__WHAT YOU HAVE TO DO__. Show every line containing "муниципальному" by copying it.

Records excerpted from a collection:
--------------------------------------------------

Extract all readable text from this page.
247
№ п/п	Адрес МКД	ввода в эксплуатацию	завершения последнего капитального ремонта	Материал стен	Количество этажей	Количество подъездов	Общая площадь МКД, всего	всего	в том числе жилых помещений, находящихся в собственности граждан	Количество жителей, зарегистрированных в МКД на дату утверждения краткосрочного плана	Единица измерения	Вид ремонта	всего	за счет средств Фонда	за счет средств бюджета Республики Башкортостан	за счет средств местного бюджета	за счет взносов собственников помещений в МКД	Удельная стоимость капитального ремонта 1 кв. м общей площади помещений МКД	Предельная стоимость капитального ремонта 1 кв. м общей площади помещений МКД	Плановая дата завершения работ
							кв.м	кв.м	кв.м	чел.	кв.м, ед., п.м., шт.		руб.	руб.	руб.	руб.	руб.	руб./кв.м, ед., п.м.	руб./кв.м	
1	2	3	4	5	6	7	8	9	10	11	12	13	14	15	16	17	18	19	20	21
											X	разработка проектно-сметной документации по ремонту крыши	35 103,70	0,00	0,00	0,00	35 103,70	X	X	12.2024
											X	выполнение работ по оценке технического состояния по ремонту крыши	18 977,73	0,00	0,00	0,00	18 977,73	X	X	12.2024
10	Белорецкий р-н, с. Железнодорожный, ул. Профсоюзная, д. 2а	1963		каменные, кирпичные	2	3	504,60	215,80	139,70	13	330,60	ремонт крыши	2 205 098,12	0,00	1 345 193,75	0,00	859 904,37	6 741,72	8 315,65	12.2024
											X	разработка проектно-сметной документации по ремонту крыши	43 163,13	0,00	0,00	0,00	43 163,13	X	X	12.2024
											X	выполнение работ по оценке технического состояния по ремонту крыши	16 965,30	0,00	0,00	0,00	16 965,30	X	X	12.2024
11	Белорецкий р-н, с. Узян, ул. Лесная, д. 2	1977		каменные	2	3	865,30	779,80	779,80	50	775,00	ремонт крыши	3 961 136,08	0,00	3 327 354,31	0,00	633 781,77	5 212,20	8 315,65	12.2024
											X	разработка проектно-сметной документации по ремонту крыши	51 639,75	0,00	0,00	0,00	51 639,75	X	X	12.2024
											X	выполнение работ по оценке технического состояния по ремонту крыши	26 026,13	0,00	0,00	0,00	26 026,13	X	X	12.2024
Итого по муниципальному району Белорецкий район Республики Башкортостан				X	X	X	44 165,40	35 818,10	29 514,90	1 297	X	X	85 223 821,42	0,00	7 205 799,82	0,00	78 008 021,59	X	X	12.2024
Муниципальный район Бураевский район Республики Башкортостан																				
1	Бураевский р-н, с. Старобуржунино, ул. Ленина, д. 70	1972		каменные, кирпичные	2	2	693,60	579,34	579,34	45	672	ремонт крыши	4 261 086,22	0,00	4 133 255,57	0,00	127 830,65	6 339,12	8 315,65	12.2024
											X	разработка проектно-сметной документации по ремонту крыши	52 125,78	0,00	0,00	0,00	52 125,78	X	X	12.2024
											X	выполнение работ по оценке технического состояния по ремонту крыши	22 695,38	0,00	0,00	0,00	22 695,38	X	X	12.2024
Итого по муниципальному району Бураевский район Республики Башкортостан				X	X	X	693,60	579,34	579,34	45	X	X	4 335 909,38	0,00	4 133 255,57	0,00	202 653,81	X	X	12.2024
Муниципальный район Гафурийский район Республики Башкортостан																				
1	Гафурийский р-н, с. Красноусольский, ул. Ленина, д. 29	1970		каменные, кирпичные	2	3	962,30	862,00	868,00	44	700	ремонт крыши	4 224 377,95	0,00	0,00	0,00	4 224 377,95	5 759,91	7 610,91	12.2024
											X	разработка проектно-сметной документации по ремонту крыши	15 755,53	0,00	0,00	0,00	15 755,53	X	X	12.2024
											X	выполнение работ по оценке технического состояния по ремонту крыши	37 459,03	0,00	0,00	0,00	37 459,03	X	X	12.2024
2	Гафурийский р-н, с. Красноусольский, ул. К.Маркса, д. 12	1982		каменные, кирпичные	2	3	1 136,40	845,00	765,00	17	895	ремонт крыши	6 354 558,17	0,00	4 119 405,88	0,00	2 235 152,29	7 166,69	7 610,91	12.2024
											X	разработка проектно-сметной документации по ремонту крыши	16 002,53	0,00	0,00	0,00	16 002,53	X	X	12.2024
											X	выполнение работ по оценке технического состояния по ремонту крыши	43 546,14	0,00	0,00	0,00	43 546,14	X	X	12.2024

--------------------------------------------------

__RESULT OF THE TASK__.
Итого по муниципальному району Белорецкий район Республики Башкортостан				X	X	X	44 165,40	35 818,10	29 514,90	1 297	X	X	85 223 821,42	0,00	7 205 799,82	0,00	78 008 021,59	X	X	12.2024
Итого по муниципальному району Бураевский район Республики Башкортостан				X	X	X	693,60	579,34	579,34	45	X	X	4 335 909,38	0,00	4 133 255,57	0,00	202 653,81	X	X	12.2024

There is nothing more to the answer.